■ **WRITTEN TASK**
Repeat every line exactly, keeping the pictures out of the copy.

■ **SUPPLIED MATERIAL**
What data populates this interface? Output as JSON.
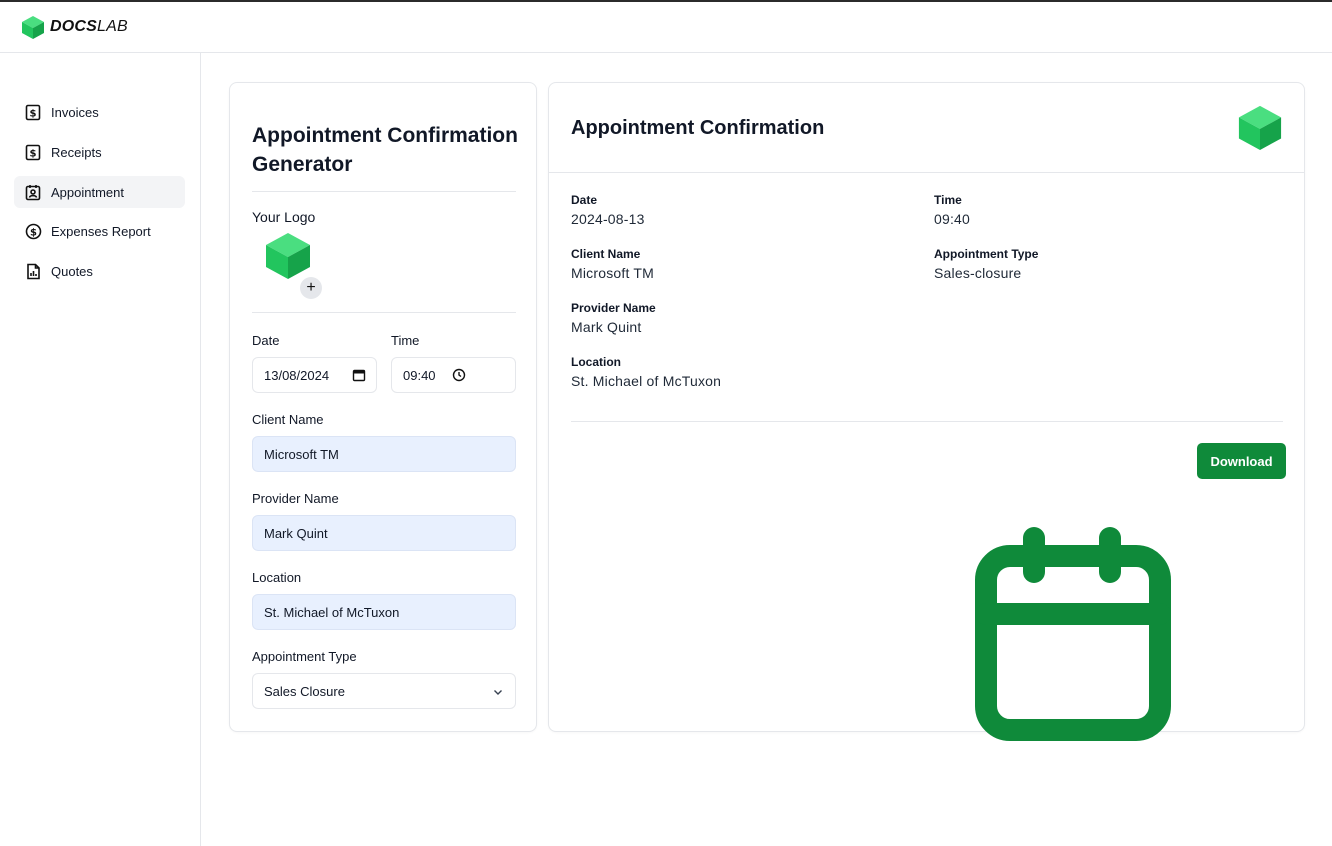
{
  "brand": {
    "bold": "DOCS",
    "light": "LAB",
    "accent": "#22c55e"
  },
  "sidebar": {
    "items": [
      {
        "label": "Invoices",
        "icon": "receipt-dollar-icon",
        "active": false
      },
      {
        "label": "Receipts",
        "icon": "receipt-dollar-icon",
        "active": false
      },
      {
        "label": "Appointment",
        "icon": "contact-card-icon",
        "active": true
      },
      {
        "label": "Expenses Report",
        "icon": "dollar-circle-icon",
        "active": false
      },
      {
        "label": "Quotes",
        "icon": "document-chart-icon",
        "active": false
      }
    ]
  },
  "form": {
    "title": "Appointment Confirmation Generator",
    "logo_label": "Your Logo",
    "add_logo": "+",
    "date_label": "Date",
    "date_value": "13/08/2024",
    "time_label": "Time",
    "time_value": "09:40",
    "client_label": "Client Name",
    "client_value": "Microsoft TM",
    "provider_label": "Provider Name",
    "provider_value": "Mark Quint",
    "location_label": "Location",
    "location_value": "St. Michael of McTuxon",
    "type_label": "Appointment Type",
    "type_value": "Sales Closure"
  },
  "preview": {
    "title": "Appointment Confirmation",
    "date_label": "Date",
    "date_value": "2024-08-13",
    "time_label": "Time",
    "time_value": "09:40",
    "client_label": "Client Name",
    "client_value": "Microsoft TM",
    "type_label": "Appointment Type",
    "type_value": "Sales-closure",
    "provider_label": "Provider Name",
    "provider_value": "Mark Quint",
    "location_label": "Location",
    "location_value": "St. Michael of McTuxon",
    "download_label": "Download",
    "button_color": "#0f8a3a"
  }
}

■ **ANSWER**
What data populates this interface? Output as JSON.
{
  "brand": {
    "bold": "DOCS",
    "light": "LAB",
    "accent": "#22c55e"
  },
  "sidebar": {
    "items": [
      {
        "label": "Invoices",
        "icon": "receipt-dollar-icon",
        "active": false
      },
      {
        "label": "Receipts",
        "icon": "receipt-dollar-icon",
        "active": false
      },
      {
        "label": "Appointment",
        "icon": "contact-card-icon",
        "active": true
      },
      {
        "label": "Expenses Report",
        "icon": "dollar-circle-icon",
        "active": false
      },
      {
        "label": "Quotes",
        "icon": "document-chart-icon",
        "active": false
      }
    ]
  },
  "form": {
    "title": "Appointment Confirmation Generator",
    "logo_label": "Your Logo",
    "add_logo": "+",
    "date_label": "Date",
    "date_value": "13/08/2024",
    "time_label": "Time",
    "time_value": "09:40",
    "client_label": "Client Name",
    "client_value": "Microsoft TM",
    "provider_label": "Provider Name",
    "provider_value": "Mark Quint",
    "location_label": "Location",
    "location_value": "St. Michael of McTuxon",
    "type_label": "Appointment Type",
    "type_value": "Sales Closure"
  },
  "preview": {
    "title": "Appointment Confirmation",
    "date_label": "Date",
    "date_value": "2024-08-13",
    "time_label": "Time",
    "time_value": "09:40",
    "client_label": "Client Name",
    "client_value": "Microsoft TM",
    "type_label": "Appointment Type",
    "type_value": "Sales-closure",
    "provider_label": "Provider Name",
    "provider_value": "Mark Quint",
    "location_label": "Location",
    "location_value": "St. Michael of McTuxon",
    "download_label": "Download",
    "button_color": "#0f8a3a"
  }
}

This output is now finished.